(Figure contents as structured data)
....

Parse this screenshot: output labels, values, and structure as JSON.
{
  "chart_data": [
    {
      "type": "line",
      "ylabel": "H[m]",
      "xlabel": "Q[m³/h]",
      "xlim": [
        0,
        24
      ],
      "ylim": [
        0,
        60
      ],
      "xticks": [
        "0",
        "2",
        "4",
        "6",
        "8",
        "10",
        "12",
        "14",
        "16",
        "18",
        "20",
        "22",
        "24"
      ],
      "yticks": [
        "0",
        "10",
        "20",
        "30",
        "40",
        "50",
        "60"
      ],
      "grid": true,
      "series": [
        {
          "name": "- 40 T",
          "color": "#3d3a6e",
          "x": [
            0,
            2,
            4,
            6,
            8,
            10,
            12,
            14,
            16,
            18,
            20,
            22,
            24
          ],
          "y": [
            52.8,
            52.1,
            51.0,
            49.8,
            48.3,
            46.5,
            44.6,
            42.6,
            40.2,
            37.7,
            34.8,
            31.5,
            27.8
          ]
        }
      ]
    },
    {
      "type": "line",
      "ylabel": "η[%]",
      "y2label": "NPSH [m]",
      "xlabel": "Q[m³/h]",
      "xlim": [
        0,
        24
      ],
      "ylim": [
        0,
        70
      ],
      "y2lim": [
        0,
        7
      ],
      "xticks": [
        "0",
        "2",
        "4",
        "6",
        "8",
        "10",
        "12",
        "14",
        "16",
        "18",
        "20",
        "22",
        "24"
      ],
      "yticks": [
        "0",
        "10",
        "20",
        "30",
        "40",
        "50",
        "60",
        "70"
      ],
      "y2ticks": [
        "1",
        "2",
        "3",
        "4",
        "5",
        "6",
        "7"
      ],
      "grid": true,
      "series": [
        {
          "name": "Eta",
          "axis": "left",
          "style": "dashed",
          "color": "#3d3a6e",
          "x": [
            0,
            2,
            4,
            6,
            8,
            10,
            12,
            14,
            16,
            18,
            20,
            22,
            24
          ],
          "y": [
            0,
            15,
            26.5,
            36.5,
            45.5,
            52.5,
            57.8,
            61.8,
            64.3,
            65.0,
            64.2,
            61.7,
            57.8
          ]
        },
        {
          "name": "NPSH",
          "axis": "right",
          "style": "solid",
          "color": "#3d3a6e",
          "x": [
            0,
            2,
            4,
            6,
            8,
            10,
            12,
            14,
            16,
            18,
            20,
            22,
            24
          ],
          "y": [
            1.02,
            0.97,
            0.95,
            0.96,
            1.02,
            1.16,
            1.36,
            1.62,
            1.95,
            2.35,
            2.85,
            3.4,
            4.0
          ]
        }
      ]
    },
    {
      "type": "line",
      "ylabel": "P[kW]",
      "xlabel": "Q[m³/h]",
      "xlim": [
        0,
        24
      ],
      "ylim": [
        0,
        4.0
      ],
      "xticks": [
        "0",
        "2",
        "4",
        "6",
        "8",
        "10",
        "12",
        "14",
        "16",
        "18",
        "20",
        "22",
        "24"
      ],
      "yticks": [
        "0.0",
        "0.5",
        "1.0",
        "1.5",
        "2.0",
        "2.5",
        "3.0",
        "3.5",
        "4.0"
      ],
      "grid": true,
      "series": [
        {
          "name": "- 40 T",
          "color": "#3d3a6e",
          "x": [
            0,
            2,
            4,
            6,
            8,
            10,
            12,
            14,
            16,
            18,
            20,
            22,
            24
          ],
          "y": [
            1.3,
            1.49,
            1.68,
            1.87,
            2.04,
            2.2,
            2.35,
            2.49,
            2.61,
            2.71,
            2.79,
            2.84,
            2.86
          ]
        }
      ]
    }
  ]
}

....

▶ Exercise goal
Using the listing above, please repeat every entry exactly.

▶ Worked solution
Parse this screenshot: output labels, values, and structure as JSON.
{
  "chart_data": [
    {
      "type": "line",
      "ylabel": "H[m]",
      "xlabel": "Q[m³/h]",
      "xlim": [
        0,
        24
      ],
      "ylim": [
        0,
        60
      ],
      "xticks": [
        "0",
        "2",
        "4",
        "6",
        "8",
        "10",
        "12",
        "14",
        "16",
        "18",
        "20",
        "22",
        "24"
      ],
      "yticks": [
        "0",
        "10",
        "20",
        "30",
        "40",
        "50",
        "60"
      ],
      "grid": true,
      "series": [
        {
          "name": "- 40 T",
          "color": "#3d3a6e",
          "x": [
            0,
            2,
            4,
            6,
            8,
            10,
            12,
            14,
            16,
            18,
            20,
            22,
            24
          ],
          "y": [
            52.8,
            52.1,
            51.0,
            49.8,
            48.3,
            46.5,
            44.6,
            42.6,
            40.2,
            37.7,
            34.8,
            31.5,
            27.8
          ]
        }
      ]
    },
    {
      "type": "line",
      "ylabel": "η[%]",
      "y2label": "NPSH [m]",
      "xlabel": "Q[m³/h]",
      "xlim": [
        0,
        24
      ],
      "ylim": [
        0,
        70
      ],
      "y2lim": [
        0,
        7
      ],
      "xticks": [
        "0",
        "2",
        "4",
        "6",
        "8",
        "10",
        "12",
        "14",
        "16",
        "18",
        "20",
        "22",
        "24"
      ],
      "yticks": [
        "0",
        "10",
        "20",
        "30",
        "40",
        "50",
        "60",
        "70"
      ],
      "y2ticks": [
        "1",
        "2",
        "3",
        "4",
        "5",
        "6",
        "7"
      ],
      "grid": true,
      "series": [
        {
          "name": "Eta",
          "axis": "left",
          "style": "dashed",
          "color": "#3d3a6e",
          "x": [
            0,
            2,
            4,
            6,
            8,
            10,
            12,
            14,
            16,
            18,
            20,
            22,
            24
          ],
          "y": [
            0,
            15,
            26.5,
            36.5,
            45.5,
            52.5,
            57.8,
            61.8,
            64.3,
            65.0,
            64.2,
            61.7,
            57.8
          ]
        },
        {
          "name": "NPSH",
          "axis": "right",
          "style": "solid",
          "color": "#3d3a6e",
          "x": [
            0,
            2,
            4,
            6,
            8,
            10,
            12,
            14,
            16,
            18,
            20,
            22,
            24
          ],
          "y": [
            1.02,
            0.97,
            0.95,
            0.96,
            1.02,
            1.16,
            1.36,
            1.62,
            1.95,
            2.35,
            2.85,
            3.4,
            4.0
          ]
        }
      ]
    },
    {
      "type": "line",
      "ylabel": "P[kW]",
      "xlabel": "Q[m³/h]",
      "xlim": [
        0,
        24
      ],
      "ylim": [
        0,
        4.0
      ],
      "xticks": [
        "0",
        "2",
        "4",
        "6",
        "8",
        "10",
        "12",
        "14",
        "16",
        "18",
        "20",
        "22",
        "24"
      ],
      "yticks": [
        "0.0",
        "0.5",
        "1.0",
        "1.5",
        "2.0",
        "2.5",
        "3.0",
        "3.5",
        "4.0"
      ],
      "grid": true,
      "series": [
        {
          "name": "- 40 T",
          "color": "#3d3a6e",
          "x": [
            0,
            2,
            4,
            6,
            8,
            10,
            12,
            14,
            16,
            18,
            20,
            22,
            24
          ],
          "y": [
            1.3,
            1.49,
            1.68,
            1.87,
            2.04,
            2.2,
            2.35,
            2.49,
            2.61,
            2.71,
            2.79,
            2.84,
            2.86
          ]
        }
      ]
    }
  ]
}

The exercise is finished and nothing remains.